EXERCISE >> Copy the items from the start through the line containing "sidebar-item-map[interactable]: Map <box>8", substituting "nav-item-label" for "sidebar-item-label" and changing nothing else.

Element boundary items
★ ★ ★ ★ ★ ★ ★
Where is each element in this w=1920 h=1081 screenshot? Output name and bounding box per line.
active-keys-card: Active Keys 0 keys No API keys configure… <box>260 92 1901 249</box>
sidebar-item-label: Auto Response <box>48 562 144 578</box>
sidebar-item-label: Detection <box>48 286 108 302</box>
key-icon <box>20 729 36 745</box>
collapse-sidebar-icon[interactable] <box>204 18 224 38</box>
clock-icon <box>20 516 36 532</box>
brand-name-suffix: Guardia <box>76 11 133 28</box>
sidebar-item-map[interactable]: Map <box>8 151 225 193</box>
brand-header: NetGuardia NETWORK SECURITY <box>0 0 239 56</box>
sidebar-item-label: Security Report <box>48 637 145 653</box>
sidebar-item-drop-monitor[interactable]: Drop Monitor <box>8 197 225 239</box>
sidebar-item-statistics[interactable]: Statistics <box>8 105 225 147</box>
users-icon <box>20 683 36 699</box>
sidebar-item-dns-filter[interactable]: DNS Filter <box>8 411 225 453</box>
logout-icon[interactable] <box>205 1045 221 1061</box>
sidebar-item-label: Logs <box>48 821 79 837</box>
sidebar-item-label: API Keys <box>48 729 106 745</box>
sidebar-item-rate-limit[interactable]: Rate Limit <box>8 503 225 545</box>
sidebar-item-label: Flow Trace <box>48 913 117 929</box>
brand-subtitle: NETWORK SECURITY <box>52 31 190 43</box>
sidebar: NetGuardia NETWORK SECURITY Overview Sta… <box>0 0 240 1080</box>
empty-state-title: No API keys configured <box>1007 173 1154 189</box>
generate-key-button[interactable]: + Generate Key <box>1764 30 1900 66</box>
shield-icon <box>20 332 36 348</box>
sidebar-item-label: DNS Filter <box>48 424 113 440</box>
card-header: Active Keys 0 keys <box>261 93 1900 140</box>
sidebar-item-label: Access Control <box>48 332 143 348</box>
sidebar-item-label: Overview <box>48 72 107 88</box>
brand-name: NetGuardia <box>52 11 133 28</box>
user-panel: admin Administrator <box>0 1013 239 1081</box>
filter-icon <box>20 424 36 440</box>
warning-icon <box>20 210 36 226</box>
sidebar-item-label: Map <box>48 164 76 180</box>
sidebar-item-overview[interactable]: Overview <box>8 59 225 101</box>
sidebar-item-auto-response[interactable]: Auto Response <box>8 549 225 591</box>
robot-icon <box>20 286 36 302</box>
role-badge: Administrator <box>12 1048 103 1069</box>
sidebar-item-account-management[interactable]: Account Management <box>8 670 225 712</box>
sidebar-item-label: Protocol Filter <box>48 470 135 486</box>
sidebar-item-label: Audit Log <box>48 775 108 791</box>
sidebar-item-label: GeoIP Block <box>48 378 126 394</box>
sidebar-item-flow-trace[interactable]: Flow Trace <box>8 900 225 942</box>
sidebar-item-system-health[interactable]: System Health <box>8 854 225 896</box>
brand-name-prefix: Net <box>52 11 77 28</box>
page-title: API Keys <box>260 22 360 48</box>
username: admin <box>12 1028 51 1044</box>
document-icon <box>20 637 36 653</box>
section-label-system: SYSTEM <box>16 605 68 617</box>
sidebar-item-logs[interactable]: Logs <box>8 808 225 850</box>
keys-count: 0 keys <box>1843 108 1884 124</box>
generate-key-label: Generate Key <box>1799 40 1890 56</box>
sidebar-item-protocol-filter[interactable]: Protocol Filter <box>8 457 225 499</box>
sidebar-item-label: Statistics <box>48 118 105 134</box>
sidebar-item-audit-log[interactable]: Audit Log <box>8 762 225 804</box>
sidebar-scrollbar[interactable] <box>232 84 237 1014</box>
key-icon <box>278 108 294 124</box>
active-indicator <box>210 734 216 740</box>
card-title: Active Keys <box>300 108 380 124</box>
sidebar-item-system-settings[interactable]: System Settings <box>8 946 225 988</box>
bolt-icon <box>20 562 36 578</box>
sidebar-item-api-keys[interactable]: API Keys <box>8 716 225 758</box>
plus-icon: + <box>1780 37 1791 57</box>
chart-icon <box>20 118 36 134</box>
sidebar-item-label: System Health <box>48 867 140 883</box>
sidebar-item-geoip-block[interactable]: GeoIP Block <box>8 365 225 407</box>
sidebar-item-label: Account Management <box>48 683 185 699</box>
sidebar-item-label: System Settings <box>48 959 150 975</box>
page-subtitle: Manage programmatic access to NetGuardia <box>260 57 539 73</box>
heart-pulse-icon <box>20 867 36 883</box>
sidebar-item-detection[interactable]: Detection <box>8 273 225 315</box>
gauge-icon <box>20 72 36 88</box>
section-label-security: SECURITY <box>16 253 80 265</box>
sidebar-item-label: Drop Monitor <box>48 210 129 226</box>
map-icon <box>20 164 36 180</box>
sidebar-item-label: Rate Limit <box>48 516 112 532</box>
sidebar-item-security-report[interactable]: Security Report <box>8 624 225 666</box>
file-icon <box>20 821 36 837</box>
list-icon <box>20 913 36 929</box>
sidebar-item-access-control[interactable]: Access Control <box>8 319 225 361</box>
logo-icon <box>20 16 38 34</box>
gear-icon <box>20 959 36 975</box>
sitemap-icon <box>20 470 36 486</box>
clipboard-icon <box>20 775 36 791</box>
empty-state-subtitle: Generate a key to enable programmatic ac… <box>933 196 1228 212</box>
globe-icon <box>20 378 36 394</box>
★ ★ ★ ★ ★ ★ ★
TASK RESULT >>
Where is each element in this w=1920 h=1081 screenshot? Output name and bounding box per line.
active-keys-card: Active Keys 0 keys No API keys configure… <box>260 92 1901 249</box>
nav-item-label: Auto Response <box>48 562 144 578</box>
nav-item-label: Detection <box>48 286 108 302</box>
key-icon <box>20 729 36 745</box>
collapse-sidebar-icon[interactable] <box>204 18 224 38</box>
clock-icon <box>20 516 36 532</box>
brand-name-suffix: Guardia <box>76 11 133 28</box>
sidebar-item-map[interactable]: Map <box>8 151 225 193</box>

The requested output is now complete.